Wherever the word "What" shows up in a line, please copy that line.

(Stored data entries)
──────────

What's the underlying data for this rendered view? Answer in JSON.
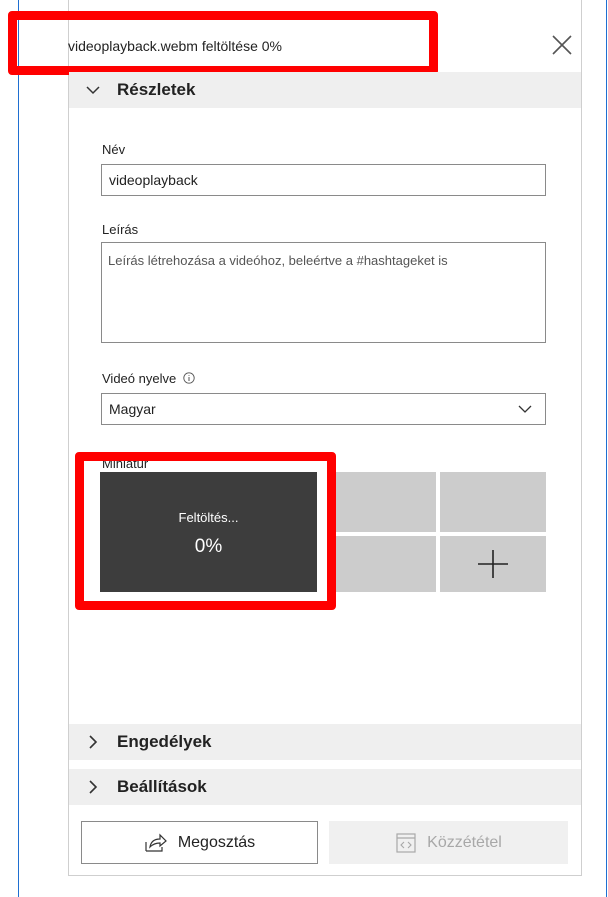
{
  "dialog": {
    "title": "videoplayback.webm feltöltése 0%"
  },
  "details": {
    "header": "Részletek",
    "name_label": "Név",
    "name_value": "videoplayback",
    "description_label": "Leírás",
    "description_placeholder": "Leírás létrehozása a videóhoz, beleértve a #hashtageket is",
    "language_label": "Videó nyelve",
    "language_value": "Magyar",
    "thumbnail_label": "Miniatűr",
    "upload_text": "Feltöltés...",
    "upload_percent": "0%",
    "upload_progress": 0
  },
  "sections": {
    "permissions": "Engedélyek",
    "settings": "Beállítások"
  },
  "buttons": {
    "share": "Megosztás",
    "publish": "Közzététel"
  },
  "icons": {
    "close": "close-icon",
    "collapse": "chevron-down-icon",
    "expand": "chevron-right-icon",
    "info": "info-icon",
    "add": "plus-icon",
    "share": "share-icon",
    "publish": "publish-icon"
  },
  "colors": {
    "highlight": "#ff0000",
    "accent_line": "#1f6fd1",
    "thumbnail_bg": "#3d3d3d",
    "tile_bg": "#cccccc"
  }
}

──────────

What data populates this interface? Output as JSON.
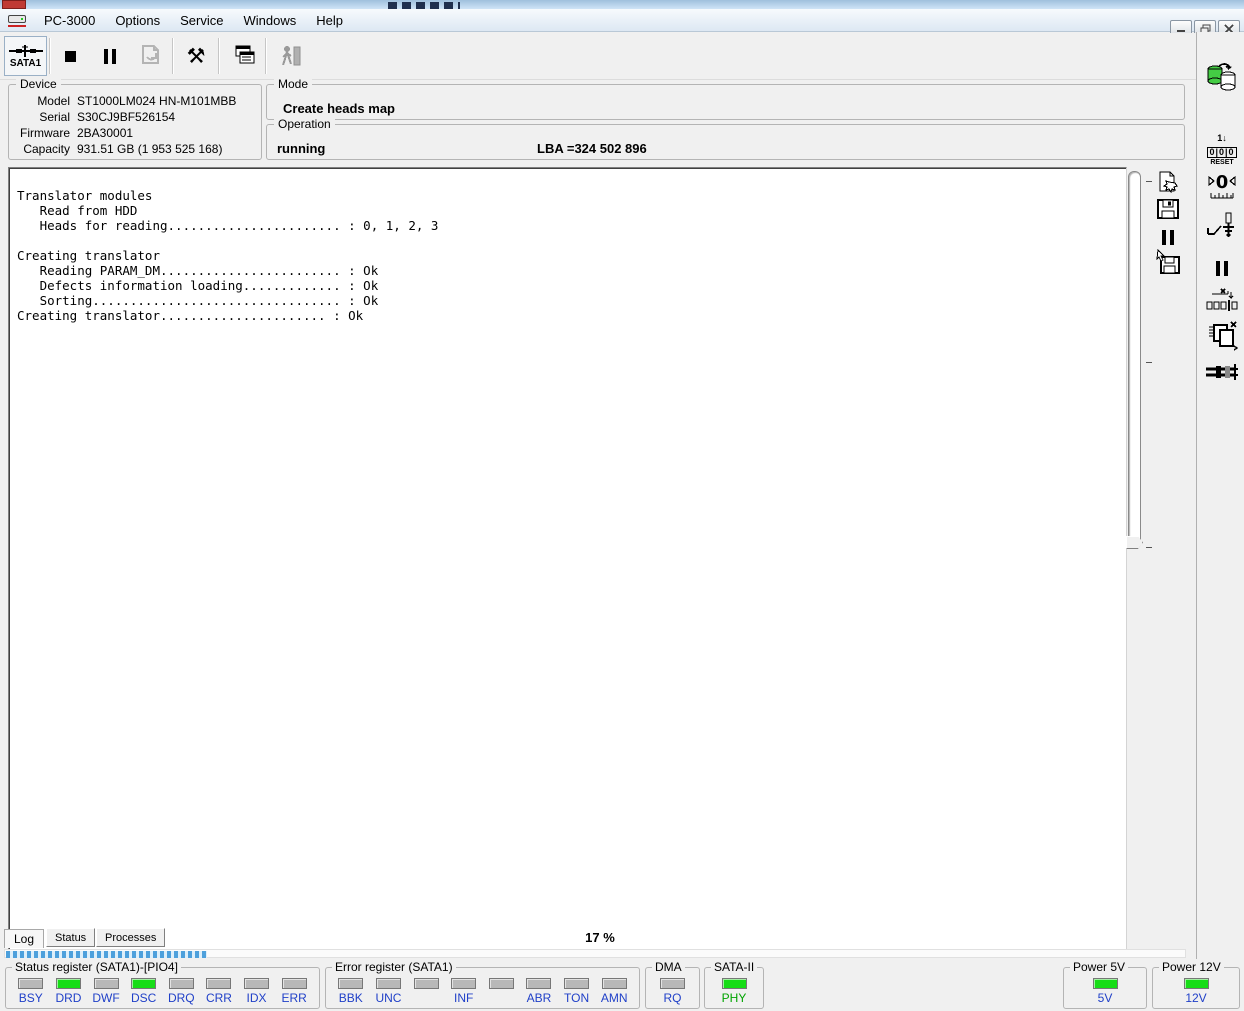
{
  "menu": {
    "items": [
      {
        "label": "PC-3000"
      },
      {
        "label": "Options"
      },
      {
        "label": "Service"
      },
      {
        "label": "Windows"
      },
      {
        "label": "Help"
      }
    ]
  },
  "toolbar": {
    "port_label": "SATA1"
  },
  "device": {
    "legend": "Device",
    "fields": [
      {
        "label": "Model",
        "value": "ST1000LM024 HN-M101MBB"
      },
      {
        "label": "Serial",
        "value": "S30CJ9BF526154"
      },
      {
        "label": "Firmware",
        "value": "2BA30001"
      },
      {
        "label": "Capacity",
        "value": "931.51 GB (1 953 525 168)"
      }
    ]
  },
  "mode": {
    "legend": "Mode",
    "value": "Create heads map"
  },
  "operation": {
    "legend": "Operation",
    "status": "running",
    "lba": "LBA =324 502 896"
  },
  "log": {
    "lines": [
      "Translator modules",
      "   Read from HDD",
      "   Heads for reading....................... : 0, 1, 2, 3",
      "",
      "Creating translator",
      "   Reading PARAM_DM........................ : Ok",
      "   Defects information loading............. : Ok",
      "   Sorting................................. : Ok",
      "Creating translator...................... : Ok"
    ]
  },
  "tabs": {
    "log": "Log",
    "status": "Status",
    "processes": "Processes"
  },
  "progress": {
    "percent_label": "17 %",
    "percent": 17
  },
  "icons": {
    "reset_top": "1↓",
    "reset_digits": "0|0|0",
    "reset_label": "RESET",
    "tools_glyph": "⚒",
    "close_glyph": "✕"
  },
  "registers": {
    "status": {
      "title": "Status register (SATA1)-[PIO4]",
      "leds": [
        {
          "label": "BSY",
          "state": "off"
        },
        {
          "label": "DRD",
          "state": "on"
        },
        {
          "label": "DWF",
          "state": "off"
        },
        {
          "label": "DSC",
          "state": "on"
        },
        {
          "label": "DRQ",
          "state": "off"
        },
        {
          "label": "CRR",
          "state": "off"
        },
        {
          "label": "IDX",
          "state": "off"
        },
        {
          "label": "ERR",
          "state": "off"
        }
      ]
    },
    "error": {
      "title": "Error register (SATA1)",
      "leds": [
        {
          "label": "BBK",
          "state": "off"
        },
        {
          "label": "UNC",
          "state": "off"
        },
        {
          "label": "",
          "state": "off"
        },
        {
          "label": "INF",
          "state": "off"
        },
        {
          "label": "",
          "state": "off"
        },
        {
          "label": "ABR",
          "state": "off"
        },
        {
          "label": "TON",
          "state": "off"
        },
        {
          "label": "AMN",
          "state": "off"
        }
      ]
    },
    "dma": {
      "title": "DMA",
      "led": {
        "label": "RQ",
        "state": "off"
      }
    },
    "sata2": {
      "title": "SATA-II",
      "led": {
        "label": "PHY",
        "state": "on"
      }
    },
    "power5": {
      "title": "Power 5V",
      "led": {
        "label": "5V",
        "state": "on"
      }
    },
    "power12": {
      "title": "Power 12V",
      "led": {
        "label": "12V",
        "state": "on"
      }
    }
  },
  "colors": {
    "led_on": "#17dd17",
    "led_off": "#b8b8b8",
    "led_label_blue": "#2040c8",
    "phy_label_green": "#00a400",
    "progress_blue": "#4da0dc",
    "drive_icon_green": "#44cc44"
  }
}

──────────

■ RESULT OF THE TASK ■
What's the underlying data for this rendered view? Answer in JSON.
What data populates this interface? Output as JSON.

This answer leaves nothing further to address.